= Task brief =
All of the entries need to be written out again, exactly as they are.

+++ Material

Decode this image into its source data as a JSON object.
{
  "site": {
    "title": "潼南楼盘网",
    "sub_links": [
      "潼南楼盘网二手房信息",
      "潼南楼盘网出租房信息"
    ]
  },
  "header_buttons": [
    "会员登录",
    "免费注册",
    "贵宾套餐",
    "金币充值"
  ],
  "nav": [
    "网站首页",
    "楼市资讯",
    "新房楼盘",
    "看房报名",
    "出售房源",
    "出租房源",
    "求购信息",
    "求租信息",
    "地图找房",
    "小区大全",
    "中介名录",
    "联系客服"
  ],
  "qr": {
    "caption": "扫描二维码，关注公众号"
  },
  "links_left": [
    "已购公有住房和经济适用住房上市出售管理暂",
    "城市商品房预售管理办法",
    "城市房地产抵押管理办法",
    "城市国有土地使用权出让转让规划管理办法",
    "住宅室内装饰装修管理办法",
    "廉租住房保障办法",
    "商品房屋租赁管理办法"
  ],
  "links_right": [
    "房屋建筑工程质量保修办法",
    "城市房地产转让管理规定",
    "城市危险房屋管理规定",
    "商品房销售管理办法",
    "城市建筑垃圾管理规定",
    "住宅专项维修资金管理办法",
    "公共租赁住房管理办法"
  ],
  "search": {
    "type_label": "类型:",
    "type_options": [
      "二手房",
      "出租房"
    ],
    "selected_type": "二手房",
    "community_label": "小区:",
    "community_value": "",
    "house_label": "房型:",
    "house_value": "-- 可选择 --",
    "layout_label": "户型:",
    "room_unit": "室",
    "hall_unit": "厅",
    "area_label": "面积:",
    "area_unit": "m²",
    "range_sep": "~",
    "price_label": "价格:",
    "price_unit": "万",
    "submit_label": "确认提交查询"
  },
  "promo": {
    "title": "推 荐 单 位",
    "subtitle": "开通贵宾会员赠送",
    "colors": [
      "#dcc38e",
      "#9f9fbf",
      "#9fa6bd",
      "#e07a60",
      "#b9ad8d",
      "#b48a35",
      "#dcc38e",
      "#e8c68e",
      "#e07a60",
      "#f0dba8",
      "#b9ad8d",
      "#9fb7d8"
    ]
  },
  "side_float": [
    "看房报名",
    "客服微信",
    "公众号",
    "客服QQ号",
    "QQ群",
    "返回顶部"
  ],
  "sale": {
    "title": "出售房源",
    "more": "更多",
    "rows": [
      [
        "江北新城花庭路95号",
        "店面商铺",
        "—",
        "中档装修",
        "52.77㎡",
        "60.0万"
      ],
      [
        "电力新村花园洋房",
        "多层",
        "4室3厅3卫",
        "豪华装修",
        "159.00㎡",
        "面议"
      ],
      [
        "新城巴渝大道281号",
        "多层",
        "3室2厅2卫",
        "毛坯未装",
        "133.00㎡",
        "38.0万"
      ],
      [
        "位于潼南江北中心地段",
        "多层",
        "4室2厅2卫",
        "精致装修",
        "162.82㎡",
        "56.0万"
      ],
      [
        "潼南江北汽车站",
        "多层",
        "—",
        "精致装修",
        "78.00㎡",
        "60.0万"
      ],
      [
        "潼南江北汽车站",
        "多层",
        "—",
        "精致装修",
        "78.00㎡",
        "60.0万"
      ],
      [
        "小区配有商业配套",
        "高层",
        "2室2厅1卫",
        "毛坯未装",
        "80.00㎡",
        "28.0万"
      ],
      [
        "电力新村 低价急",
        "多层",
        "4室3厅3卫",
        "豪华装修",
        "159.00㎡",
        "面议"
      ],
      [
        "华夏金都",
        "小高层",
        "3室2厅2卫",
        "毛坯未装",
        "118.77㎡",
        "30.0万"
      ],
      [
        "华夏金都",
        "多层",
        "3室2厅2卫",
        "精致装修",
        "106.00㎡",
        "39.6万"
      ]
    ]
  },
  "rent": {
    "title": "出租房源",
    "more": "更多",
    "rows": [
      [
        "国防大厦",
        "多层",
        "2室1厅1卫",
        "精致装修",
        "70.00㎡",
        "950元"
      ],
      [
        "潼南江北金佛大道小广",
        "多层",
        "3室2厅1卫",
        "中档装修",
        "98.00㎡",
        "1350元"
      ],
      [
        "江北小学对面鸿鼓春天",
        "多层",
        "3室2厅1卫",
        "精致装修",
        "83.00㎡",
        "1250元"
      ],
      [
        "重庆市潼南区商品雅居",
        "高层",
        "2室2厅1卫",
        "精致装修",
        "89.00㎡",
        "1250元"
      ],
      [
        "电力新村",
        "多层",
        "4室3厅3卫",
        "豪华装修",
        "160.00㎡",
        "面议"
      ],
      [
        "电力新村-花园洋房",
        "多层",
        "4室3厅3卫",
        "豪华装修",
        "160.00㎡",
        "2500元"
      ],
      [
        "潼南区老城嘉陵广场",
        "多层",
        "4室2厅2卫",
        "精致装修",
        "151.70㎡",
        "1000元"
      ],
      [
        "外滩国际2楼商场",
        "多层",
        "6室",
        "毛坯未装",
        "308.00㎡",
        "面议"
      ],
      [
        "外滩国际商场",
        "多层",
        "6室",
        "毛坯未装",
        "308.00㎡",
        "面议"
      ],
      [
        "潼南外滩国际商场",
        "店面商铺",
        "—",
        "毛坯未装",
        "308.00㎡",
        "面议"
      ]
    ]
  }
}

++++++

= Answer to this task =
Decode this image into its source data as a JSON object.
{
  "site": {
    "title": "潼南楼盘网",
    "sub_links": [
      "潼南楼盘网二手房信息",
      "潼南楼盘网出租房信息"
    ]
  },
  "header_buttons": [
    "会员登录",
    "免费注册",
    "贵宾套餐",
    "金币充值"
  ],
  "nav": [
    "网站首页",
    "楼市资讯",
    "新房楼盘",
    "看房报名",
    "出售房源",
    "出租房源",
    "求购信息",
    "求租信息",
    "地图找房",
    "小区大全",
    "中介名录",
    "联系客服"
  ],
  "qr": {
    "caption": "扫描二维码，关注公众号"
  },
  "links_left": [
    "已购公有住房和经济适用住房上市出售管理暂",
    "城市商品房预售管理办法",
    "城市房地产抵押管理办法",
    "城市国有土地使用权出让转让规划管理办法",
    "住宅室内装饰装修管理办法",
    "廉租住房保障办法",
    "商品房屋租赁管理办法"
  ],
  "links_right": [
    "房屋建筑工程质量保修办法",
    "城市房地产转让管理规定",
    "城市危险房屋管理规定",
    "商品房销售管理办法",
    "城市建筑垃圾管理规定",
    "住宅专项维修资金管理办法",
    "公共租赁住房管理办法"
  ],
  "search": {
    "type_label": "类型:",
    "type_options": [
      "二手房",
      "出租房"
    ],
    "selected_type": "二手房",
    "community_label": "小区:",
    "community_value": "",
    "house_label": "房型:",
    "house_value": "-- 可选择 --",
    "layout_label": "户型:",
    "room_unit": "室",
    "hall_unit": "厅",
    "area_label": "面积:",
    "area_unit": "m²",
    "range_sep": "~",
    "price_label": "价格:",
    "price_unit": "万",
    "submit_label": "确认提交查询"
  },
  "promo": {
    "title": "推 荐 单 位",
    "subtitle": "开通贵宾会员赠送",
    "colors": [
      "#dcc38e",
      "#9f9fbf",
      "#9fa6bd",
      "#e07a60",
      "#b9ad8d",
      "#b48a35",
      "#dcc38e",
      "#e8c68e",
      "#e07a60",
      "#f0dba8",
      "#b9ad8d",
      "#9fb7d8"
    ]
  },
  "side_float": [
    "看房报名",
    "客服微信",
    "公众号",
    "客服QQ号",
    "QQ群",
    "返回顶部"
  ],
  "sale": {
    "title": "出售房源",
    "more": "更多",
    "rows": [
      [
        "江北新城花庭路95号",
        "店面商铺",
        "—",
        "中档装修",
        "52.77㎡",
        "60.0万"
      ],
      [
        "电力新村花园洋房",
        "多层",
        "4室3厅3卫",
        "豪华装修",
        "159.00㎡",
        "面议"
      ],
      [
        "新城巴渝大道281号",
        "多层",
        "3室2厅2卫",
        "毛坯未装",
        "133.00㎡",
        "38.0万"
      ],
      [
        "位于潼南江北中心地段",
        "多层",
        "4室2厅2卫",
        "精致装修",
        "162.82㎡",
        "56.0万"
      ],
      [
        "潼南江北汽车站",
        "多层",
        "—",
        "精致装修",
        "78.00㎡",
        "60.0万"
      ],
      [
        "潼南江北汽车站",
        "多层",
        "—",
        "精致装修",
        "78.00㎡",
        "60.0万"
      ],
      [
        "小区配有商业配套",
        "高层",
        "2室2厅1卫",
        "毛坯未装",
        "80.00㎡",
        "28.0万"
      ],
      [
        "电力新村 低价急",
        "多层",
        "4室3厅3卫",
        "豪华装修",
        "159.00㎡",
        "面议"
      ],
      [
        "华夏金都",
        "小高层",
        "3室2厅2卫",
        "毛坯未装",
        "118.77㎡",
        "30.0万"
      ],
      [
        "华夏金都",
        "多层",
        "3室2厅2卫",
        "精致装修",
        "106.00㎡",
        "39.6万"
      ]
    ]
  },
  "rent": {
    "title": "出租房源",
    "more": "更多",
    "rows": [
      [
        "国防大厦",
        "多层",
        "2室1厅1卫",
        "精致装修",
        "70.00㎡",
        "950元"
      ],
      [
        "潼南江北金佛大道小广",
        "多层",
        "3室2厅1卫",
        "中档装修",
        "98.00㎡",
        "1350元"
      ],
      [
        "江北小学对面鸿鼓春天",
        "多层",
        "3室2厅1卫",
        "精致装修",
        "83.00㎡",
        "1250元"
      ],
      [
        "重庆市潼南区商品雅居",
        "高层",
        "2室2厅1卫",
        "精致装修",
        "89.00㎡",
        "1250元"
      ],
      [
        "电力新村",
        "多层",
        "4室3厅3卫",
        "豪华装修",
        "160.00㎡",
        "面议"
      ],
      [
        "电力新村-花园洋房",
        "多层",
        "4室3厅3卫",
        "豪华装修",
        "160.00㎡",
        "2500元"
      ],
      [
        "潼南区老城嘉陵广场",
        "多层",
        "4室2厅2卫",
        "精致装修",
        "151.70㎡",
        "1000元"
      ],
      [
        "外滩国际2楼商场",
        "多层",
        "6室",
        "毛坯未装",
        "308.00㎡",
        "面议"
      ],
      [
        "外滩国际商场",
        "多层",
        "6室",
        "毛坯未装",
        "308.00㎡",
        "面议"
      ],
      [
        "潼南外滩国际商场",
        "店面商铺",
        "—",
        "毛坯未装",
        "308.00㎡",
        "面议"
      ]
    ]
  }
}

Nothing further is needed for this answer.